## [Exercise aim]
Of the lines in the data below, count the ones holding the string "Alessandro", and answer with that number only.

## [Supplied material]
================================

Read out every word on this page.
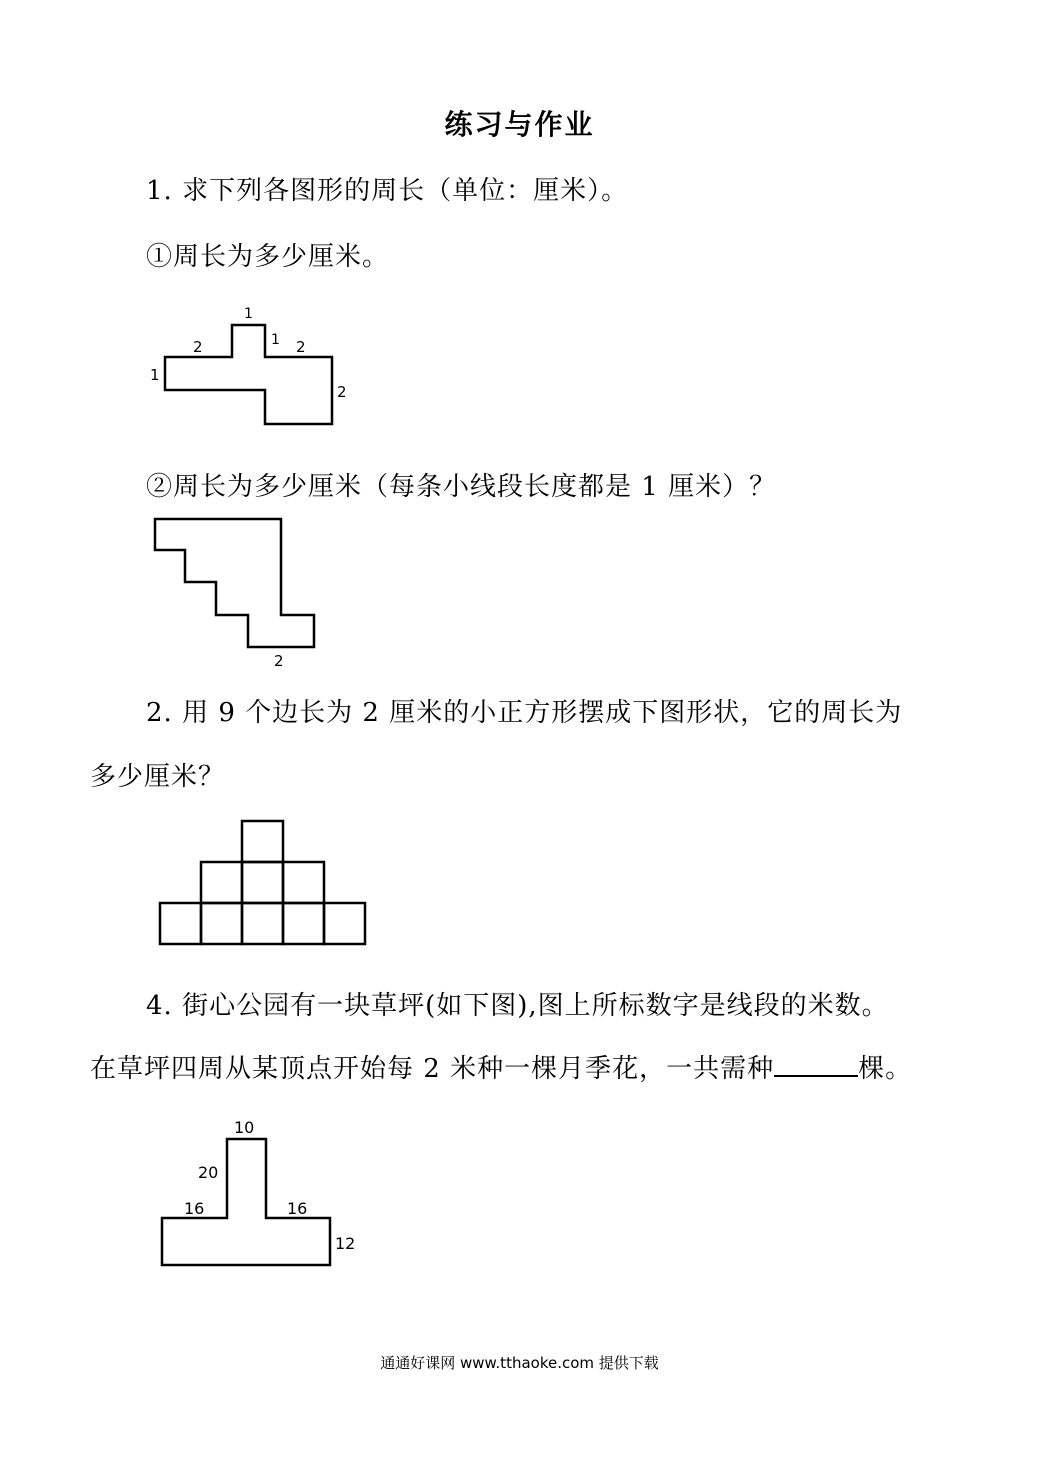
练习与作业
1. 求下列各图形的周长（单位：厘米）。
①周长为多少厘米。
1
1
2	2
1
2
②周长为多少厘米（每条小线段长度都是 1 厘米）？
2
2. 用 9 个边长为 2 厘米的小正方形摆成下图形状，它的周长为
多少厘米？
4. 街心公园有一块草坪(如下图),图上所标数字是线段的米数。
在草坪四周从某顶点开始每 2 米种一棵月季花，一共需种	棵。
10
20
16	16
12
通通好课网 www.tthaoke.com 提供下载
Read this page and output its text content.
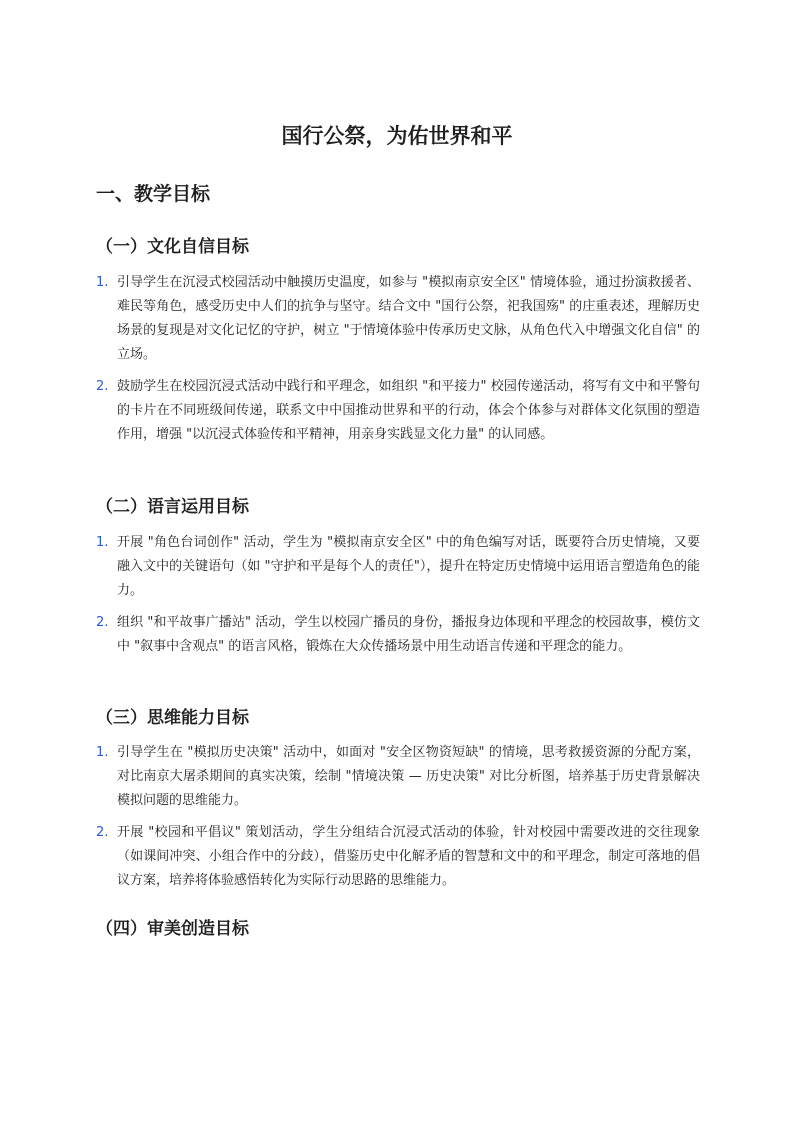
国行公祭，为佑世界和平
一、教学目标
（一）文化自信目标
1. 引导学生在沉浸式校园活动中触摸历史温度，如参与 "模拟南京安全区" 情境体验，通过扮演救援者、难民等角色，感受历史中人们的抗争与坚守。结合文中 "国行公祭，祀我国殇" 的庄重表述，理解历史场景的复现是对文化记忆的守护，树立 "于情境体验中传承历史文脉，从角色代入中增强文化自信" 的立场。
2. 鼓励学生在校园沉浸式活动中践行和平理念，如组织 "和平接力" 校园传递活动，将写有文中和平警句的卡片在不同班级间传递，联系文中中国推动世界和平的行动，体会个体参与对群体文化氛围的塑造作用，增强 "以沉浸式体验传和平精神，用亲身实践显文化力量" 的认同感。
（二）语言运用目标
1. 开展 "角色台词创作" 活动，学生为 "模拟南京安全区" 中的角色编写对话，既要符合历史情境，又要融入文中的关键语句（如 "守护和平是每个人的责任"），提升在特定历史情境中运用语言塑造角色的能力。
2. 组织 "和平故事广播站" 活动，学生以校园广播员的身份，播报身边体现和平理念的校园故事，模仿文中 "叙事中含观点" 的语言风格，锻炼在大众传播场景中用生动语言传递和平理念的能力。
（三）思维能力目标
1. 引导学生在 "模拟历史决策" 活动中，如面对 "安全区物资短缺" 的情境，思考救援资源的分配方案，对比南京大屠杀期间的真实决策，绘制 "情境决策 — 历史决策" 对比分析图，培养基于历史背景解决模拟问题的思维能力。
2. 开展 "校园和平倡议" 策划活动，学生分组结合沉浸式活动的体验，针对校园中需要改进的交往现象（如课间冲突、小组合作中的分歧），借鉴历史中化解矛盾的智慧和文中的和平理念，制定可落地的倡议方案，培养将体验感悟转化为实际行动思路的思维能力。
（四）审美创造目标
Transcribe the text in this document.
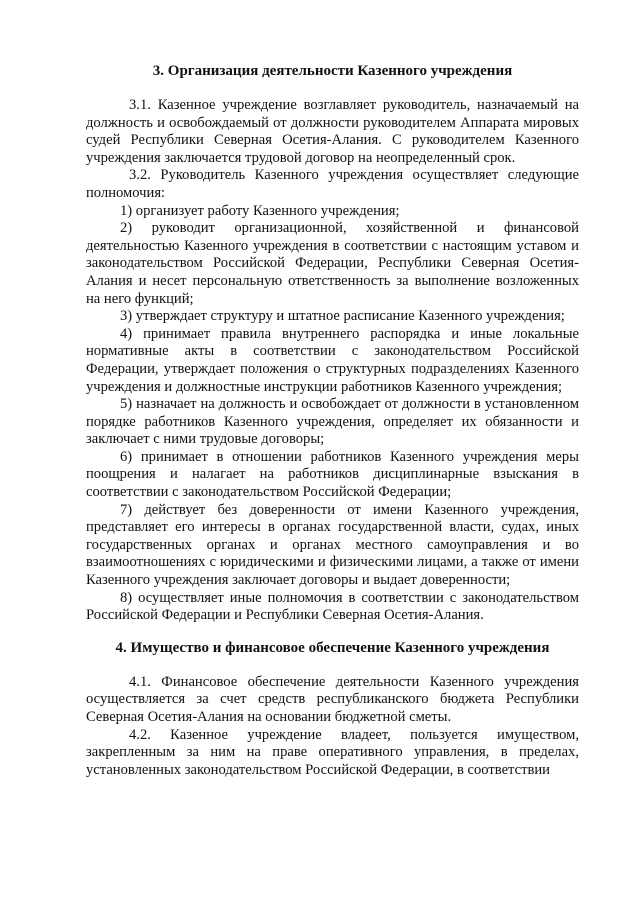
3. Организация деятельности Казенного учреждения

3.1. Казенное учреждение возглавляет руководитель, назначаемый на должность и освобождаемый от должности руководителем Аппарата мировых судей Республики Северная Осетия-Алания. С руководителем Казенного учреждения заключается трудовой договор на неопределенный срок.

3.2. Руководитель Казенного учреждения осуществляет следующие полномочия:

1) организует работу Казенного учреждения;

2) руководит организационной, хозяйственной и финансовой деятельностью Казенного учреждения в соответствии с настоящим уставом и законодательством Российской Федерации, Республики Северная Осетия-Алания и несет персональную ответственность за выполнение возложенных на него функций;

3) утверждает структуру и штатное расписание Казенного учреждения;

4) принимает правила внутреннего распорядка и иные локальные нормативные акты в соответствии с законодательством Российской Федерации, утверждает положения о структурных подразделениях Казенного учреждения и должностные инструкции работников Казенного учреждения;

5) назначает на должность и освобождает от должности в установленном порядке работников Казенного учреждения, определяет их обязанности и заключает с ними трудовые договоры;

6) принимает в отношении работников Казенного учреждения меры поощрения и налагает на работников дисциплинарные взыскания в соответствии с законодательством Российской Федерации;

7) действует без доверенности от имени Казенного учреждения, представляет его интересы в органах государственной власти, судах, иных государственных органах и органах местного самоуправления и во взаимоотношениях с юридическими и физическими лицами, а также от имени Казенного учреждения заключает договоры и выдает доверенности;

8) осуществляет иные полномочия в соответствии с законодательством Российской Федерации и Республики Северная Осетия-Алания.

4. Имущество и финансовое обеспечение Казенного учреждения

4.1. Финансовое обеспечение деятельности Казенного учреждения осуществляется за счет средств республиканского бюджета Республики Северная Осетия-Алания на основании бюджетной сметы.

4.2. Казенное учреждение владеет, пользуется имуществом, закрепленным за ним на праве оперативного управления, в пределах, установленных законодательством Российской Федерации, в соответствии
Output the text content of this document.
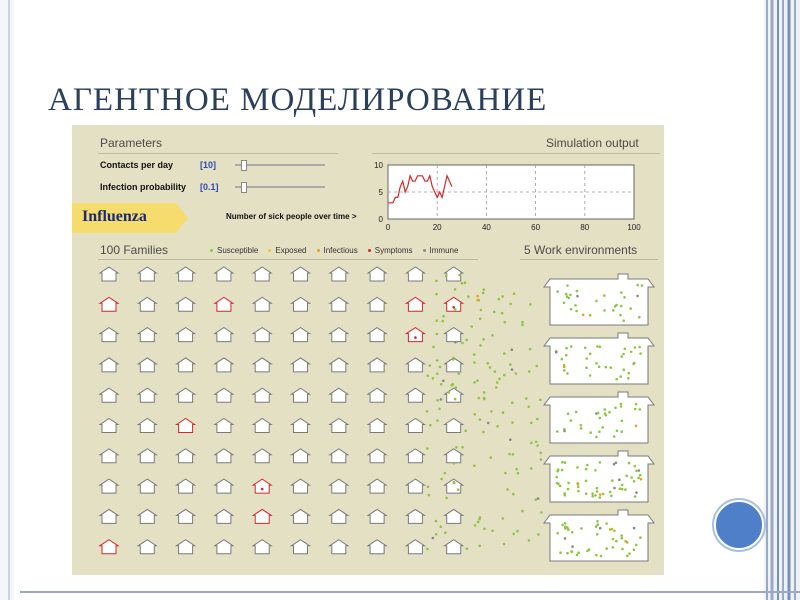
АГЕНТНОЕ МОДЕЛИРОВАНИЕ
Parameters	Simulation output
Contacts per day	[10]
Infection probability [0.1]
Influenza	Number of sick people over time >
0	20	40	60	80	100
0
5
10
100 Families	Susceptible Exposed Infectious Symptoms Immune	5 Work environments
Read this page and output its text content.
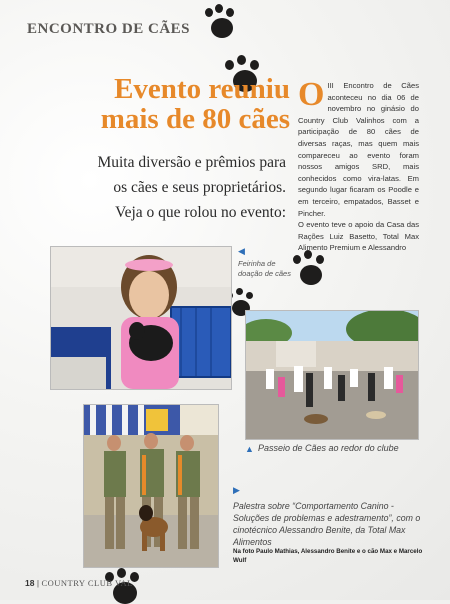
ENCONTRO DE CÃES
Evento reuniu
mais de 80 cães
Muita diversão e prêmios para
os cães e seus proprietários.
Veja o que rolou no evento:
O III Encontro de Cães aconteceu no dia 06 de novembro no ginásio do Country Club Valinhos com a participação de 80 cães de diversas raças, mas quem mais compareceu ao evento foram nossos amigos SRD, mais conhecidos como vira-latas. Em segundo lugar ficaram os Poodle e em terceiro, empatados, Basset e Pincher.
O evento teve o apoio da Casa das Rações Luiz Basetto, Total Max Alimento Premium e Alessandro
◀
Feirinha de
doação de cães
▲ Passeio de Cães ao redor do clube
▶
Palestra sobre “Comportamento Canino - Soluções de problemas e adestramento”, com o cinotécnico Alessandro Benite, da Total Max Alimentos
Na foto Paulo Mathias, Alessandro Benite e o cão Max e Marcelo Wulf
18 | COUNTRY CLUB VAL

================================

## [Reply to the task]
3